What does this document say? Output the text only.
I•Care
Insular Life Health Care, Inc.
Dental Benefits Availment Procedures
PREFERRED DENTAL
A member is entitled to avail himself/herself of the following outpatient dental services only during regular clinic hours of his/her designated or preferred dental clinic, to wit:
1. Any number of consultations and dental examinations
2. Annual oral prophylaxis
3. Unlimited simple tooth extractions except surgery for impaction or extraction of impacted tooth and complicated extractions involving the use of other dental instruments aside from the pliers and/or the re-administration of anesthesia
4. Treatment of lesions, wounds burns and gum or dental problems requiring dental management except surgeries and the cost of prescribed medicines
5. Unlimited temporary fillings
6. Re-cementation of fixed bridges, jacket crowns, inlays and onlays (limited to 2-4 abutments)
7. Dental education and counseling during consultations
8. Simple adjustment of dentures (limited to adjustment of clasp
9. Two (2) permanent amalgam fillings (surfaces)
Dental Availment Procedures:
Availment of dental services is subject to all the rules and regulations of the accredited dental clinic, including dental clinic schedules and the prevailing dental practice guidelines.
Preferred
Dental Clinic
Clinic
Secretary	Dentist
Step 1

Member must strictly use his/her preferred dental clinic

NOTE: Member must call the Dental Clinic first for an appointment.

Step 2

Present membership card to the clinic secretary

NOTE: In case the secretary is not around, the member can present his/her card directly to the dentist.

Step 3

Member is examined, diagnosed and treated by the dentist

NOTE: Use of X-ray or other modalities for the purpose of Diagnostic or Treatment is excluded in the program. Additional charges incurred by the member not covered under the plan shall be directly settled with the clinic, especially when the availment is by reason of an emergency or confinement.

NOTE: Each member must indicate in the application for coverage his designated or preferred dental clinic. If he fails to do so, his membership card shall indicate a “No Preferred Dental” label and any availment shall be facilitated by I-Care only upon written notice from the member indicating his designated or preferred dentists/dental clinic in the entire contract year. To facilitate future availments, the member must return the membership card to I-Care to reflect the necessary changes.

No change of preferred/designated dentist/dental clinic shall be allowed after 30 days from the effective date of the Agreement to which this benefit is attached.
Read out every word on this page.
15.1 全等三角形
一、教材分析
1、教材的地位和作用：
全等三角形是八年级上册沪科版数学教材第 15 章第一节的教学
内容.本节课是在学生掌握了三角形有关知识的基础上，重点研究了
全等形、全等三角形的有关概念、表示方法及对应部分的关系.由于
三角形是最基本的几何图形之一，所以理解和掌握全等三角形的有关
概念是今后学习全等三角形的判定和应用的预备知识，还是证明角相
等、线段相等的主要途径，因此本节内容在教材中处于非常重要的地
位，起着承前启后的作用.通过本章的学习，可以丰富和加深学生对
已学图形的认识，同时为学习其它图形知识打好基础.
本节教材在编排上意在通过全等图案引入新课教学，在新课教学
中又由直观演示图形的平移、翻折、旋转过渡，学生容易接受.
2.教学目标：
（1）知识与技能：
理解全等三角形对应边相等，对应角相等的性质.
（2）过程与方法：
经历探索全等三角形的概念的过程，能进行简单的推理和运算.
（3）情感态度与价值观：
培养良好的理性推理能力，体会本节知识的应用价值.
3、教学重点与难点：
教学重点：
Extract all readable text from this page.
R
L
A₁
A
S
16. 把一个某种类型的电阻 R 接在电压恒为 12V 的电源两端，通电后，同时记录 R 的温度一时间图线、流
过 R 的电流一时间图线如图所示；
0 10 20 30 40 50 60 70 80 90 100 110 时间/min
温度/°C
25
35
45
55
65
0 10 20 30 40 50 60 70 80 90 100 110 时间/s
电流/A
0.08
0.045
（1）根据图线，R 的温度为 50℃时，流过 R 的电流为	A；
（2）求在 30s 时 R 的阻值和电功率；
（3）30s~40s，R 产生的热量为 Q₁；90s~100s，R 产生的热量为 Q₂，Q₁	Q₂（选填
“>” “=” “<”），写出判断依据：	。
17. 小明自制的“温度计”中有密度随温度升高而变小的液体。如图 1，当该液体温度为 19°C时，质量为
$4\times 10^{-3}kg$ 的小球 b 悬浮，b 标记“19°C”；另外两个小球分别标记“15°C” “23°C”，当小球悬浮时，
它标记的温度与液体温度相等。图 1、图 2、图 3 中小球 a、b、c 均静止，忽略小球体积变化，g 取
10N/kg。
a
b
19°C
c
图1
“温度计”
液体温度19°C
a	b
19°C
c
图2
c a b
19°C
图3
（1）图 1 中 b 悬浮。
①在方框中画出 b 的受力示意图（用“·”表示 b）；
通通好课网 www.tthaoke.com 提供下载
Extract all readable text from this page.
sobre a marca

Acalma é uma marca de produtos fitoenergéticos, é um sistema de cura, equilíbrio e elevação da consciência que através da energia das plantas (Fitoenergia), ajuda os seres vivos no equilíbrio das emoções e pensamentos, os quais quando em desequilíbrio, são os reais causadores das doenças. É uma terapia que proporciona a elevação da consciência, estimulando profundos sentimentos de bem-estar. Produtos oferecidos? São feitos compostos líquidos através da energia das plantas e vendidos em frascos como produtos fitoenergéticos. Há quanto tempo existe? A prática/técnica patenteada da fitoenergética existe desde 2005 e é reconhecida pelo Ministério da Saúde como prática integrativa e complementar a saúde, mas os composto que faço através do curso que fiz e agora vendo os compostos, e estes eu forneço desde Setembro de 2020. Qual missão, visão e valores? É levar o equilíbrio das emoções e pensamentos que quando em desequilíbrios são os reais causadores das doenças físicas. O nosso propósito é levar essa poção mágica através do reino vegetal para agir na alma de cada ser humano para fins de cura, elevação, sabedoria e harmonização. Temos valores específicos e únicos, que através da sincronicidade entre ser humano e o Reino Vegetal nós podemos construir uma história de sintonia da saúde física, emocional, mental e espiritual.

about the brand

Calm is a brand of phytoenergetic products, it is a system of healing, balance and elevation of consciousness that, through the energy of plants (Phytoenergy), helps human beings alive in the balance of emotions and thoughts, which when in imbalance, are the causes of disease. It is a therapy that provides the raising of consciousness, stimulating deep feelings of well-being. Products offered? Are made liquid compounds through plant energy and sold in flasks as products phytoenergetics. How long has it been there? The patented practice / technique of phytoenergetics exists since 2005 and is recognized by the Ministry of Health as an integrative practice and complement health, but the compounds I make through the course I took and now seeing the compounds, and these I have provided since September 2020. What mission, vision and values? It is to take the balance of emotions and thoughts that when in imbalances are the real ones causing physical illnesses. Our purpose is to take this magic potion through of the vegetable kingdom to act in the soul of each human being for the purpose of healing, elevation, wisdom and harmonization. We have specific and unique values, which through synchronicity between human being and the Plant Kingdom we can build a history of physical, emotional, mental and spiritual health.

-- -- --

Task to complete:
Using the listing above, say how many of its lines contain the string "when", giving nothing but the figure.

Solution:
2